→ INSTRUCTIONS
1. According to the article about launching a smartphone on a rocket, how high did the Intimidator-5 rocket carry the two Nexus One phones?
2. State whether each statement agrees with the article about launching a smartphone on a rocket, and quote the deciding words: (a) The MIT students' 2009 balloon project cost $148. (b) The Intimidator-5 rocket was launched by Stanford University. (c) The average satellite has the equivalent of a 1990s computer inside.

A group called NexusOne PhoneSat project made up of NASA Ames students, some Google employees, and two NASA contractors strapped Googles Nexus One to the back of a rocket and launched it from the Nevada desert high into the atmosphere to test the device’s performance up in the air.
It seems that this project may have been partically inspired by the project of two MIT students in 2009, who flew a camera up to 93,000 feet in an old weather balloon and photographed the curvature of the earth, for the low low price of $148. This is well short of the widely-accepted Kármán line, which is at 100km (62 miles) up, but it’s in the stratosphere, and it’s still impressive. To give you an idea of how high that is, when the balloon burst, the beer-cooler took 40 minutes to come back to Earth. The project was no doubt also inspired by the Cubesat initiative led by Stanford and California State Polytechnic Universities which has sought to develop very small satellites which can be affordably launched by universities.
The group’s two Nexus Ones hitched rides on anIntimidator-5 rocket to go 28,000 feet into the atmosphere. The rocket was launched by the Mavericks Civilian Space Foundation, a group of rocket enthusiasts.
“The purpose of flying the Nexus One is to find a low-cost satellite solution,” says Thomas Atchison, chairman of the Mavericks Foundation. “The radio, processing power, sensors and cameras in smartphones potentially have the same capability as those in satellites.”
The idea is to drive down satellite cost by using off-the-shelf products and components, says Atchison.
“Today’s satellites are the size of Greyhound buses,” he says. “But I believe they are going to get smaller and more frequently deployed. This is a first-step effort.”
The smartphone in your pocket has about 120 times more computing power than the average satellite, which has the equivalent of a 1984-era computer inside. “You can go to Walmart and buy toys that work better than satellites did 20 years ago,”” said NASA physicist Chris Boshuizen.

Collected data
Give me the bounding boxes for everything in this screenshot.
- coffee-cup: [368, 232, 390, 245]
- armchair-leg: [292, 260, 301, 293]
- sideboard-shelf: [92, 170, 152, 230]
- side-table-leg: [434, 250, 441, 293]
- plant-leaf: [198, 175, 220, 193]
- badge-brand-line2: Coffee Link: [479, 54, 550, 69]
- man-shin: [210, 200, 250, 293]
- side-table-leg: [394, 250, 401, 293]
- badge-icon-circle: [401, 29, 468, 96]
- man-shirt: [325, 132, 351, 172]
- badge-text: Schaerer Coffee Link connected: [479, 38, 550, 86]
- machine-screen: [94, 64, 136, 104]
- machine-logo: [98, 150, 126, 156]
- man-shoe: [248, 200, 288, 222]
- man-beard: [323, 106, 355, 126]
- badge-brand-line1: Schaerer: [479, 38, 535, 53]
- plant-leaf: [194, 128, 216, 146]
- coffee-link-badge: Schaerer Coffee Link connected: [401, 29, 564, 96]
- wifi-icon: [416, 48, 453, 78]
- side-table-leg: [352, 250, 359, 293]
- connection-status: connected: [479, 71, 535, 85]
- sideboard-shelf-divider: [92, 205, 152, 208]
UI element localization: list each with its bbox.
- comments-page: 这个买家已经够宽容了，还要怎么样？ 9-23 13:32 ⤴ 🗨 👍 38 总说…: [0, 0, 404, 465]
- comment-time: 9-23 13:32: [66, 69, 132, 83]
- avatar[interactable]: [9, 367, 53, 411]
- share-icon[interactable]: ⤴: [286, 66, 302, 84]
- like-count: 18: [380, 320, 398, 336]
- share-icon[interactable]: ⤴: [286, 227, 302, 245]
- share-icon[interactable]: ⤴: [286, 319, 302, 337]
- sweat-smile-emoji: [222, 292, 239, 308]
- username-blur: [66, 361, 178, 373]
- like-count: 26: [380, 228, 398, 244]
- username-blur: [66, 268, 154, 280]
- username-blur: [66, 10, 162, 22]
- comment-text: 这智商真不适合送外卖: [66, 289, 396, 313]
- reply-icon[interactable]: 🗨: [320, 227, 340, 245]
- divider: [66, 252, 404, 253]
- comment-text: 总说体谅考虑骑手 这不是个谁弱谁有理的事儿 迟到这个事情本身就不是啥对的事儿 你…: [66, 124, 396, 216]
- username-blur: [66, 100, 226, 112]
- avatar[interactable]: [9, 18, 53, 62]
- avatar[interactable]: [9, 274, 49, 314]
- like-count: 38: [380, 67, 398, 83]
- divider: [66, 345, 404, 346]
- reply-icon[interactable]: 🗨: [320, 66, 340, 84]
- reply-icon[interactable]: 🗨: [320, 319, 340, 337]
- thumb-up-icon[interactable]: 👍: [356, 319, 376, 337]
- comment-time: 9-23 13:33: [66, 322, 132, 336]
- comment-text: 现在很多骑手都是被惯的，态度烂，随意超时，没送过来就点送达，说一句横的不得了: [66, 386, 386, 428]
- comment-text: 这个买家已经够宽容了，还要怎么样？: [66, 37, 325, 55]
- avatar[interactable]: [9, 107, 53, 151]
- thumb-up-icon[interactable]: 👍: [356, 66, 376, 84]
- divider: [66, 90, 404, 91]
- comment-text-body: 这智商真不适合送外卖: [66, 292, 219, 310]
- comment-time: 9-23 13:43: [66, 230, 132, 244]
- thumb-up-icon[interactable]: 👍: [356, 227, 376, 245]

→ EXPECTED RESPONSES
1. 28,000 feet into the atmosphere.

2.
(a) Yes: "for the low low price of $148."
(b) No: "The rocket was launched by the Mavericks Civilian Space Foundation."
(c) No: "which has the equivalent of a 1984-era computer inside."